§ THE TASK
Below are records. Copy every line with "this" in it.

====== RECORDED DATA ======

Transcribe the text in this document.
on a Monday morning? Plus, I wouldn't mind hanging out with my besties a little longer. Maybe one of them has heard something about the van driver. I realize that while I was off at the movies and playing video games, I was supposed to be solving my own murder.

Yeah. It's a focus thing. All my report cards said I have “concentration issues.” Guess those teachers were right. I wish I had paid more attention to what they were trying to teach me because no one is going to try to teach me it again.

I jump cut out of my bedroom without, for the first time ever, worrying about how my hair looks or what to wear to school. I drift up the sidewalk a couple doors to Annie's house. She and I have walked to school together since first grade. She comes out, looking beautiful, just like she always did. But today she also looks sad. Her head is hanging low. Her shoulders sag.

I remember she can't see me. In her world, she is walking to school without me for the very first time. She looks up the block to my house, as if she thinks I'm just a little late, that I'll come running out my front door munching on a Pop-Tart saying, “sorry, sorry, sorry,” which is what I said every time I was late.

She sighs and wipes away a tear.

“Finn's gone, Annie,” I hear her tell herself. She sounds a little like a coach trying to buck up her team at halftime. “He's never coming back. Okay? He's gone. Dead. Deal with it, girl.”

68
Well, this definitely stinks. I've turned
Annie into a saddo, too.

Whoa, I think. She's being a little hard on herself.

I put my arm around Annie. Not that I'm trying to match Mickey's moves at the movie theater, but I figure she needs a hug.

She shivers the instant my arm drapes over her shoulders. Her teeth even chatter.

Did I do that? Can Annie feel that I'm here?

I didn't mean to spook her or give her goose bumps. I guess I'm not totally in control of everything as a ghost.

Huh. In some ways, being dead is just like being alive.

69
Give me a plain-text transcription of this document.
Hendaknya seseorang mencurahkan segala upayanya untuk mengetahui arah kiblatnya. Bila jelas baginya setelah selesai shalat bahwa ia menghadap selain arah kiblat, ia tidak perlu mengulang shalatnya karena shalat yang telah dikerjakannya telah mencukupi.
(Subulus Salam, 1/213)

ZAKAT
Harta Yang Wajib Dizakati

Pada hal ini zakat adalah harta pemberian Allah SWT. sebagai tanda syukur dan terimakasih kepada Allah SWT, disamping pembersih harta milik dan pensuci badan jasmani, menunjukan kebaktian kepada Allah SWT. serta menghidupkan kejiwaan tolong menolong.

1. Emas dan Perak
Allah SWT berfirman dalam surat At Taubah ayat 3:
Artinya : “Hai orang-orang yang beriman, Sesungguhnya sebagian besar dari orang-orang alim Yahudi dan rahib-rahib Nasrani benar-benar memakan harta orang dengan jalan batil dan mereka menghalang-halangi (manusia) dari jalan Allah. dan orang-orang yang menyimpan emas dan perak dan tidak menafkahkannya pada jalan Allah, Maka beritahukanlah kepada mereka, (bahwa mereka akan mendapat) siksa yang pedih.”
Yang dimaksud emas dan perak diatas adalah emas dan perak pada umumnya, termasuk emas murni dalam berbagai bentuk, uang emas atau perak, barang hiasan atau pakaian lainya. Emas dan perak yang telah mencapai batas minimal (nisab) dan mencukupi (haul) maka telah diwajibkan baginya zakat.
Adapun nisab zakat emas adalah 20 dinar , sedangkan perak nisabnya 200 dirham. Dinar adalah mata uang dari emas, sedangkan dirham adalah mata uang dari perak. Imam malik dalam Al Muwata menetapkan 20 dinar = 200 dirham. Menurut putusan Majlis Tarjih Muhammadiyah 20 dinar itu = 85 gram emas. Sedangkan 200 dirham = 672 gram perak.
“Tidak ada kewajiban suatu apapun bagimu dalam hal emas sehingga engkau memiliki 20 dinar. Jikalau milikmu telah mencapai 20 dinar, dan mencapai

======

§ EXPECTED ANSWER
Transcribe the text in this document.
Well, this definitely stinks. I've turned
Give me a plain-text transcription of this document.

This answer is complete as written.